## Problem
Some lines of these records may hold the word "this"; state how many, using only the number.

▬▬▬

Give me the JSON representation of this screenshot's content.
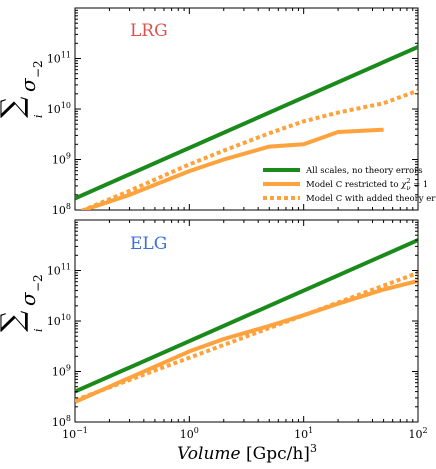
{
  "chart_data": [
    {
      "type": "line",
      "panel_label": "LRG",
      "panel_label_color": "#d9534f",
      "xscale": "log",
      "yscale": "log",
      "xlim": [
        0.1,
        100
      ],
      "ylim": [
        100000000.0,
        1000000000000.0
      ],
      "x_tick_labels": [
        "",
        "",
        "",
        ""
      ],
      "y_ticks": [
        {
          "base": "10",
          "exp": "8"
        },
        {
          "base": "10",
          "exp": "9"
        },
        {
          "base": "10",
          "exp": "10"
        },
        {
          "base": "10",
          "exp": "11"
        }
      ],
      "ylabel": "∑ σ",
      "ylabel_sub": "i",
      "ylabel_sup": "−2",
      "legend_position": "lower-right",
      "series": [
        {
          "name": "All scales, no theory errors",
          "color": "#1a8a1a",
          "style": "solid",
          "x": [
            0.1,
            100
          ],
          "y": [
            170000000.0,
            170000000000.0
          ]
        },
        {
          "name": "Model C restricted to χ²ᵥ = 1",
          "color": "#fda23c",
          "style": "solid",
          "x": [
            0.12,
            0.3,
            1,
            2,
            5,
            10,
            20,
            50
          ],
          "y": [
            100000000.0,
            200000000.0,
            590000000.0,
            1000000000.0,
            1800000000.0,
            2000000000.0,
            3500000000.0,
            3900000000.0
          ]
        },
        {
          "name": "Model C with added theory errors",
          "color": "#fda23c",
          "style": "dotted",
          "x": [
            0.1,
            0.3,
            1,
            2,
            5,
            10,
            20,
            50,
            100
          ],
          "y": [
            85000000.0,
            240000000.0,
            800000000.0,
            1500000000.0,
            3300000000.0,
            5700000000.0,
            8500000000.0,
            13000000000.0,
            23000000000.0
          ]
        }
      ]
    },
    {
      "type": "line",
      "panel_label": "ELG",
      "panel_label_color": "#3a6fd8",
      "xscale": "log",
      "yscale": "log",
      "xlim": [
        0.1,
        100
      ],
      "ylim": [
        100000000.0,
        1000000000000.0
      ],
      "x_tick_labels": [
        {
          "base": "10",
          "exp": "−1"
        },
        {
          "base": "10",
          "exp": "0"
        },
        {
          "base": "10",
          "exp": "1"
        },
        {
          "base": "10",
          "exp": "2"
        }
      ],
      "y_ticks": [
        {
          "base": "10",
          "exp": "8"
        },
        {
          "base": "10",
          "exp": "9"
        },
        {
          "base": "10",
          "exp": "10"
        },
        {
          "base": "10",
          "exp": "11"
        }
      ],
      "ylabel": "∑ σ",
      "ylabel_sub": "i",
      "ylabel_sup": "−2",
      "xlabel": "Volume [Gpc/h]³",
      "series": [
        {
          "name": "All scales, no theory errors",
          "color": "#1a8a1a",
          "style": "solid",
          "x": [
            0.1,
            100
          ],
          "y": [
            400000000.0,
            400000000000.0
          ]
        },
        {
          "name": "Model C restricted to χ²ᵥ = 1",
          "color": "#fda23c",
          "style": "solid",
          "x": [
            0.1,
            1,
            2,
            5,
            10,
            20,
            50,
            100
          ],
          "y": [
            250000000.0,
            2500000000.0,
            4400000000.0,
            8000000000.0,
            13000000000.0,
            22000000000.0,
            42000000000.0,
            62000000000.0
          ]
        },
        {
          "name": "Model C with added theory errors",
          "color": "#fda23c",
          "style": "dotted",
          "x": [
            0.1,
            100
          ],
          "y": [
            270000000.0,
            90000000000.0
          ]
        }
      ]
    }
  ],
  "legend": {
    "items": [
      {
        "label": "All scales, no theory errors",
        "color": "#1a8a1a",
        "style": "solid"
      },
      {
        "label_pre": "Model C restricted to ",
        "label_math": "χ",
        "label_sup": "2",
        "label_sub": "ν",
        "label_post": " = 1",
        "color": "#fda23c",
        "style": "solid"
      },
      {
        "label": "Model C with added theory errors",
        "color": "#fda23c",
        "style": "dotted"
      }
    ]
  },
  "xlabel_main": "Volume",
  "xlabel_unit": "[Gpc/h]",
  "xlabel_sup": "3"
}
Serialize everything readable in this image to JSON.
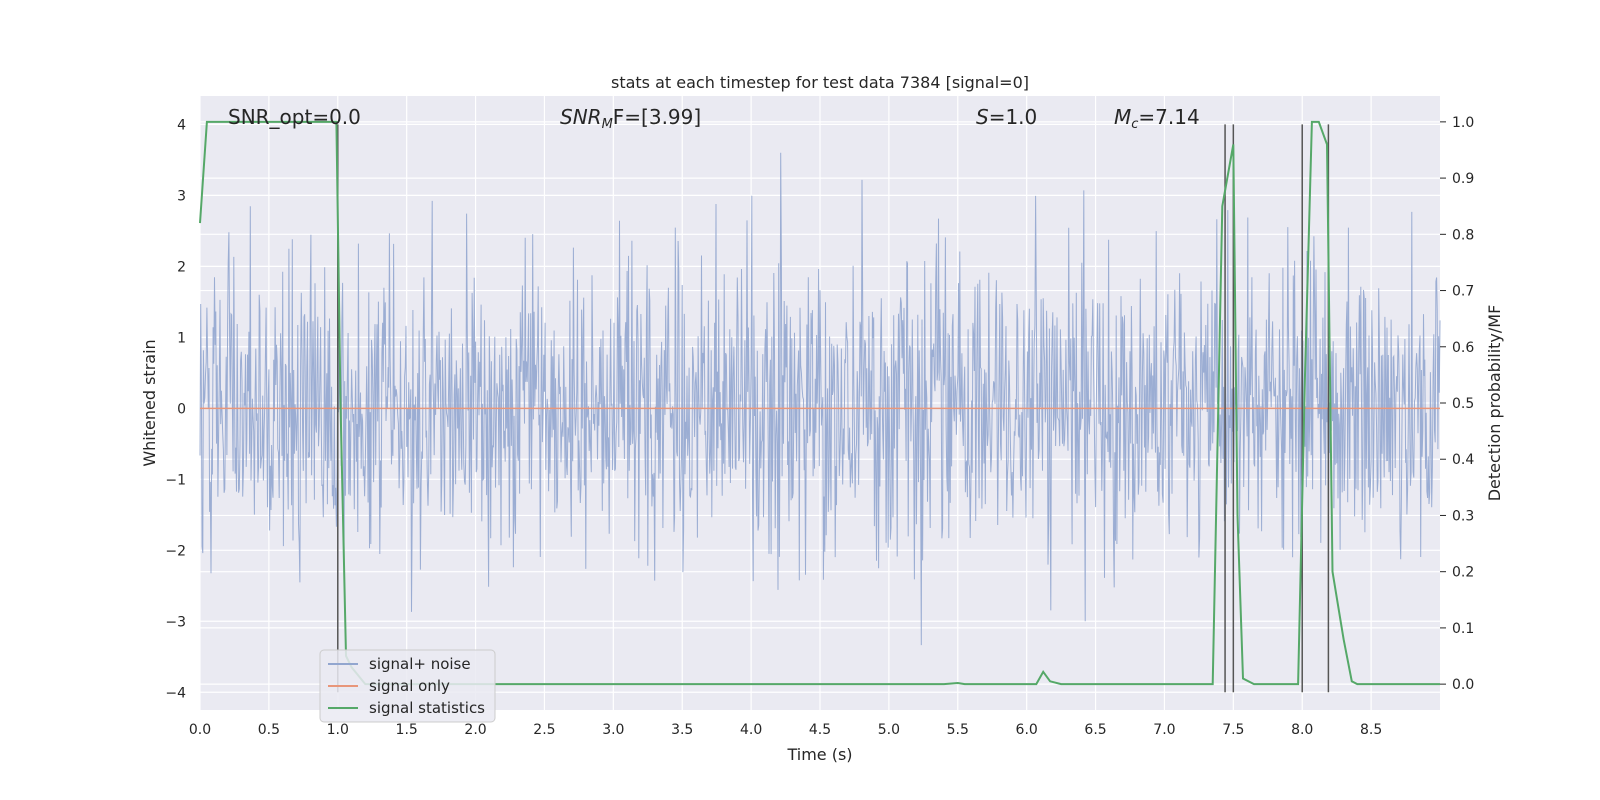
{
  "chart_data": {
    "type": "line",
    "title": "stats at each timestep for test data 7384 [signal=0]",
    "xlabel": "Time (s)",
    "ylabel": "Whitened strain",
    "ylabel_right": "Detection probability/MF",
    "xlim": [
      0.0,
      9.0
    ],
    "ylim": [
      -4.25,
      4.4
    ],
    "ylim_right": [
      -0.046,
      1.046
    ],
    "x_ticks": [
      0.0,
      0.5,
      1.0,
      1.5,
      2.0,
      2.5,
      3.0,
      3.5,
      4.0,
      4.5,
      5.0,
      5.5,
      6.0,
      6.5,
      7.0,
      7.5,
      8.0,
      8.5
    ],
    "x_tick_labels": [
      "0.0",
      "0.5",
      "1.0",
      "1.5",
      "2.0",
      "2.5",
      "3.0",
      "3.5",
      "4.0",
      "4.5",
      "5.0",
      "5.5",
      "6.0",
      "6.5",
      "7.0",
      "7.5",
      "8.0",
      "8.5"
    ],
    "y_ticks": [
      -4,
      -3,
      -2,
      -1,
      0,
      1,
      2,
      3,
      4
    ],
    "y_tick_labels": [
      "−4",
      "−3",
      "−2",
      "−1",
      "0",
      "1",
      "2",
      "3",
      "4"
    ],
    "y_right_ticks": [
      0.0,
      0.1,
      0.2,
      0.3,
      0.4,
      0.5,
      0.6,
      0.7,
      0.8,
      0.9,
      1.0
    ],
    "y_right_tick_labels": [
      "0.0",
      "0.1",
      "0.2",
      "0.3",
      "0.4",
      "0.5",
      "0.6",
      "0.7",
      "0.8",
      "0.9",
      "1.0"
    ],
    "grid": true,
    "legend_position": "lower-left",
    "annotations": {
      "snr_opt": "SNR_opt=0.0",
      "snr_mf_base": "SNR",
      "snr_mf_sub": "M",
      "snr_mf_rest": "F=[3.99]",
      "s_base": "S",
      "s_rest": "=1.0",
      "mc_base": "M",
      "mc_sub": "c",
      "mc_rest": "=7.14"
    },
    "series": [
      {
        "name": "signal+ noise",
        "color": "#92a6cf",
        "axis": "left",
        "description_values": "whitened noise, roughly Gaussian, amplitude mostly within ±3",
        "sample_rate": 200,
        "std": 1.0
      },
      {
        "name": "signal only",
        "color": "#e8967a",
        "axis": "left",
        "x": [
          0.0,
          9.0
        ],
        "y": [
          0.0,
          0.0
        ]
      },
      {
        "name": "signal statistics",
        "color": "#55a868",
        "axis": "right",
        "x": [
          0.0,
          0.05,
          0.1,
          0.15,
          0.5,
          0.9,
          0.99,
          1.02,
          1.06,
          1.1,
          1.2,
          1.5,
          2.0,
          2.5,
          3.0,
          3.5,
          4.0,
          4.5,
          5.0,
          5.4,
          5.5,
          5.55,
          6.0,
          6.07,
          6.12,
          6.17,
          6.25,
          6.5,
          7.0,
          7.35,
          7.42,
          7.5,
          7.53,
          7.57,
          7.65,
          7.9,
          7.97,
          8.02,
          8.07,
          8.12,
          8.18,
          8.22,
          8.3,
          8.36,
          8.4,
          8.5,
          9.0
        ],
        "y": [
          0.82,
          1.0,
          1.0,
          1.0,
          1.0,
          1.0,
          1.0,
          0.5,
          0.05,
          0.03,
          0.0,
          0.0,
          0.0,
          0.0,
          0.0,
          0.0,
          0.0,
          0.0,
          0.0,
          0.0,
          0.002,
          0.0,
          0.0,
          0.0,
          0.022,
          0.005,
          0.0,
          0.0,
          0.0,
          0.0,
          0.85,
          0.96,
          0.3,
          0.01,
          0.0,
          0.0,
          0.0,
          0.55,
          1.0,
          1.0,
          0.96,
          0.2,
          0.08,
          0.005,
          0.0,
          0.0,
          0.0
        ]
      }
    ],
    "vertical_markers": {
      "color": "#555555",
      "x": [
        1.0,
        7.44,
        7.5,
        8.0,
        8.19
      ],
      "y_range": [
        -4.0,
        4.0
      ]
    }
  },
  "legend": {
    "items": [
      {
        "label": "signal+ noise",
        "color": "#92a6cf"
      },
      {
        "label": "signal only",
        "color": "#e8967a"
      },
      {
        "label": "signal statistics",
        "color": "#55a868"
      }
    ]
  }
}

▬▬▬

## Exercise response
2